__EXERCISE AIM__
Reproduce all entries precisely, down to the last character.
◇ ◇ ◇
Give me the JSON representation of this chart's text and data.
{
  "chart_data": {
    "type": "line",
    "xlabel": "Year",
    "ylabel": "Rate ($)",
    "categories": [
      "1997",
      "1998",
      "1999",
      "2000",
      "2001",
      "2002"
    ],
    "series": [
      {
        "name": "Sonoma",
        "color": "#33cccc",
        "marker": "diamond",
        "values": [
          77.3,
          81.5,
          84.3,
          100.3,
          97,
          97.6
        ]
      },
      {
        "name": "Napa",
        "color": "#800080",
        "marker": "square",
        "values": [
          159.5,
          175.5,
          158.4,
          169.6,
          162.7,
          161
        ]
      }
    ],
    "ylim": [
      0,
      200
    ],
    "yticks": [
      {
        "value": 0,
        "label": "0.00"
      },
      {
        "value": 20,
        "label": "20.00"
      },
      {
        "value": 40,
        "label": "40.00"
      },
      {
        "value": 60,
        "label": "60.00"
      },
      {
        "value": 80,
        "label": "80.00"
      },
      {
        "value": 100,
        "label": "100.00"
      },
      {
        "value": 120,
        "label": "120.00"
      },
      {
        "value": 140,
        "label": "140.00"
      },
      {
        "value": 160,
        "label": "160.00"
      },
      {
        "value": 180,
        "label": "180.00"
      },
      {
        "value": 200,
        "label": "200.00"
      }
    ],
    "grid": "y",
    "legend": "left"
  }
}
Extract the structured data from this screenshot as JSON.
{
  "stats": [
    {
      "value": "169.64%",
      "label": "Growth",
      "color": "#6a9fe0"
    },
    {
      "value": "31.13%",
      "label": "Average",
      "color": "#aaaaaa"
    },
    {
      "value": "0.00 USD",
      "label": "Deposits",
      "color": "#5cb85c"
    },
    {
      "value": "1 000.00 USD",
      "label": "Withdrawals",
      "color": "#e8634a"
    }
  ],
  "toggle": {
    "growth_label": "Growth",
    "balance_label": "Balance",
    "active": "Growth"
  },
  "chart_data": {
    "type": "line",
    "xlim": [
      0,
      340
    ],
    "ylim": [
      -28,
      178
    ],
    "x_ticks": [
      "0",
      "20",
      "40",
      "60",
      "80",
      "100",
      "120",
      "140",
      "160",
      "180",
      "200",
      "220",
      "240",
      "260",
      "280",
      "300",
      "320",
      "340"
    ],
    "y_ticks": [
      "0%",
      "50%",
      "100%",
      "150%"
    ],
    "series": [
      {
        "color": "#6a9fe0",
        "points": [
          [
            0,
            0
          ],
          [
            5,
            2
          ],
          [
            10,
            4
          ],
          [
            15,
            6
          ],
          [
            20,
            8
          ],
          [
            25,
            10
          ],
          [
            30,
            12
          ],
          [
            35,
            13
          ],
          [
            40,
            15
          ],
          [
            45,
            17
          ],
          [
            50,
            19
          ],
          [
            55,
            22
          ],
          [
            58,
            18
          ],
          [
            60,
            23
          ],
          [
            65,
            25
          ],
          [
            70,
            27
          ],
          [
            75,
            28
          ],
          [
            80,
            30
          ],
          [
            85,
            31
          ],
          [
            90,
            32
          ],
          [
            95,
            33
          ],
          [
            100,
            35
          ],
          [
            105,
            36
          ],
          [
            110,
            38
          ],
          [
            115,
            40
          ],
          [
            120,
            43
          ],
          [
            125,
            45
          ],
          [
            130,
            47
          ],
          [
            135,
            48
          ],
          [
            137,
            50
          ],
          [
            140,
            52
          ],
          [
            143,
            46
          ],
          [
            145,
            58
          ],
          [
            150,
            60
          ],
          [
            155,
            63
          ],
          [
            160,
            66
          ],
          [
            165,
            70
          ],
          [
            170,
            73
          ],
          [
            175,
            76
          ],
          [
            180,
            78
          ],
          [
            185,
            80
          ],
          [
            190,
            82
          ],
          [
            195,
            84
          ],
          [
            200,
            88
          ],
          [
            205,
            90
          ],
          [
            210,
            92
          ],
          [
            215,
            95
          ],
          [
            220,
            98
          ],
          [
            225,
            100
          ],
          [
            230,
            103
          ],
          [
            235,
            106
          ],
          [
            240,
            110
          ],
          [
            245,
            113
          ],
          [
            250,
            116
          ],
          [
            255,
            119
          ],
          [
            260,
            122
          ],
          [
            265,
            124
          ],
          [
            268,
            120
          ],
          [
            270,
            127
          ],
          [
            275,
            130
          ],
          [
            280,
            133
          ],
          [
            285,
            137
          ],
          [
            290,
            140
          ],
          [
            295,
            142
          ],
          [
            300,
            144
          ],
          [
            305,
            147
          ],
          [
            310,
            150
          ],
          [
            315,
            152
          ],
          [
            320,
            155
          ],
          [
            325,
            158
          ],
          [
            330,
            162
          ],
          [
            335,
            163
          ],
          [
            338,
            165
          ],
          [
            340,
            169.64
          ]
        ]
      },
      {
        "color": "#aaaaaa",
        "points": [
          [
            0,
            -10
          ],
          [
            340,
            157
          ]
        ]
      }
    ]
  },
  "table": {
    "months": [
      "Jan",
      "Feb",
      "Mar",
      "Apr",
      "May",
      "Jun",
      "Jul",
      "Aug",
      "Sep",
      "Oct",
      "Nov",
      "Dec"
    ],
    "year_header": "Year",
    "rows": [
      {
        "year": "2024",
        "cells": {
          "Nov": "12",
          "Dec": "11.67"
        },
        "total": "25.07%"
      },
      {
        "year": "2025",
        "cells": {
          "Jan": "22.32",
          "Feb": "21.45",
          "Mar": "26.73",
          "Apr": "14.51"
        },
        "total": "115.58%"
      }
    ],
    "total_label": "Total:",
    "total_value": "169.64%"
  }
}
◇ ◇ ◇
__REPLY TO THE TASK__
Give me the JSON representation of this chart's text and data.
{
  "chart_data": {
    "type": "line",
    "xlabel": "Year",
    "ylabel": "Rate ($)",
    "categories": [
      "1997",
      "1998",
      "1999",
      "2000",
      "2001",
      "2002"
    ],
    "series": [
      {
        "name": "Sonoma",
        "color": "#33cccc",
        "marker": "diamond",
        "values": [
          77.3,
          81.5,
          84.3,
          100.3,
          97,
          97.6
        ]
      },
      {
        "name": "Napa",
        "color": "#800080",
        "marker": "square",
        "values": [
          159.5,
          175.5,
          158.4,
          169.6,
          162.7,
          161
        ]
      }
    ],
    "ylim": [
      0,
      200
    ],
    "yticks": [
      {
        "value": 0,
        "label": "0.00"
      },
      {
        "value": 20,
        "label": "20.00"
      },
      {
        "value": 40,
        "label": "40.00"
      },
      {
        "value": 60,
        "label": "60.00"
      },
      {
        "value": 80,
        "label": "80.00"
      },
      {
        "value": 100,
        "label": "100.00"
      },
      {
        "value": 120,
        "label": "120.00"
      },
      {
        "value": 140,
        "label": "140.00"
      },
      {
        "value": 160,
        "label": "160.00"
      },
      {
        "value": 180,
        "label": "180.00"
      },
      {
        "value": 200,
        "label": "200.00"
      }
    ],
    "grid": "y",
    "legend": "left"
  }
}
Extract the structured data from this screenshot as JSON.
{
  "stats": [
    {
      "value": "169.64%",
      "label": "Growth",
      "color": "#6a9fe0"
    },
    {
      "value": "31.13%",
      "label": "Average",
      "color": "#aaaaaa"
    },
    {
      "value": "0.00 USD",
      "label": "Deposits",
      "color": "#5cb85c"
    },
    {
      "value": "1 000.00 USD",
      "label": "Withdrawals",
      "color": "#e8634a"
    }
  ],
  "toggle": {
    "growth_label": "Growth",
    "balance_label": "Balance",
    "active": "Growth"
  },
  "chart_data": {
    "type": "line",
    "xlim": [
      0,
      340
    ],
    "ylim": [
      -28,
      178
    ],
    "x_ticks": [
      "0",
      "20",
      "40",
      "60",
      "80",
      "100",
      "120",
      "140",
      "160",
      "180",
      "200",
      "220",
      "240",
      "260",
      "280",
      "300",
      "320",
      "340"
    ],
    "y_ticks": [
      "0%",
      "50%",
      "100%",
      "150%"
    ],
    "series": [
      {
        "color": "#6a9fe0",
        "points": [
          [
            0,
            0
          ],
          [
            5,
            2
          ],
          [
            10,
            4
          ],
          [
            15,
            6
          ],
          [
            20,
            8
          ],
          [
            25,
            10
          ],
          [
            30,
            12
          ],
          [
            35,
            13
          ],
          [
            40,
            15
          ],
          [
            45,
            17
          ],
          [
            50,
            19
          ],
          [
            55,
            22
          ],
          [
            58,
            18
          ],
          [
            60,
            23
          ],
          [
            65,
            25
          ],
          [
            70,
            27
          ],
          [
            75,
            28
          ],
          [
            80,
            30
          ],
          [
            85,
            31
          ],
          [
            90,
            32
          ],
          [
            95,
            33
          ],
          [
            100,
            35
          ],
          [
            105,
            36
          ],
          [
            110,
            38
          ],
          [
            115,
            40
          ],
          [
            120,
            43
          ],
          [
            125,
            45
          ],
          [
            130,
            47
          ],
          [
            135,
            48
          ],
          [
            137,
            50
          ],
          [
            140,
            52
          ],
          [
            143,
            46
          ],
          [
            145,
            58
          ],
          [
            150,
            60
          ],
          [
            155,
            63
          ],
          [
            160,
            66
          ],
          [
            165,
            70
          ],
          [
            170,
            73
          ],
          [
            175,
            76
          ],
          [
            180,
            78
          ],
          [
            185,
            80
          ],
          [
            190,
            82
          ],
          [
            195,
            84
          ],
          [
            200,
            88
          ],
          [
            205,
            90
          ],
          [
            210,
            92
          ],
          [
            215,
            95
          ],
          [
            220,
            98
          ],
          [
            225,
            100
          ],
          [
            230,
            103
          ],
          [
            235,
            106
          ],
          [
            240,
            110
          ],
          [
            245,
            113
          ],
          [
            250,
            116
          ],
          [
            255,
            119
          ],
          [
            260,
            122
          ],
          [
            265,
            124
          ],
          [
            268,
            120
          ],
          [
            270,
            127
          ],
          [
            275,
            130
          ],
          [
            280,
            133
          ],
          [
            285,
            137
          ],
          [
            290,
            140
          ],
          [
            295,
            142
          ],
          [
            300,
            144
          ],
          [
            305,
            147
          ],
          [
            310,
            150
          ],
          [
            315,
            152
          ],
          [
            320,
            155
          ],
          [
            325,
            158
          ],
          [
            330,
            162
          ],
          [
            335,
            163
          ],
          [
            338,
            165
          ],
          [
            340,
            169.64
          ]
        ]
      },
      {
        "color": "#aaaaaa",
        "points": [
          [
            0,
            -10
          ],
          [
            340,
            157
          ]
        ]
      }
    ]
  },
  "table": {
    "months": [
      "Jan",
      "Feb",
      "Mar",
      "Apr",
      "May",
      "Jun",
      "Jul",
      "Aug",
      "Sep",
      "Oct",
      "Nov",
      "Dec"
    ],
    "year_header": "Year",
    "rows": [
      {
        "year": "2024",
        "cells": {
          "Nov": "12",
          "Dec": "11.67"
        },
        "total": "25.07%"
      },
      {
        "year": "2025",
        "cells": {
          "Jan": "22.32",
          "Feb": "21.45",
          "Mar": "26.73",
          "Apr": "14.51"
        },
        "total": "115.58%"
      }
    ],
    "total_label": "Total:",
    "total_value": "169.64%"
  }
}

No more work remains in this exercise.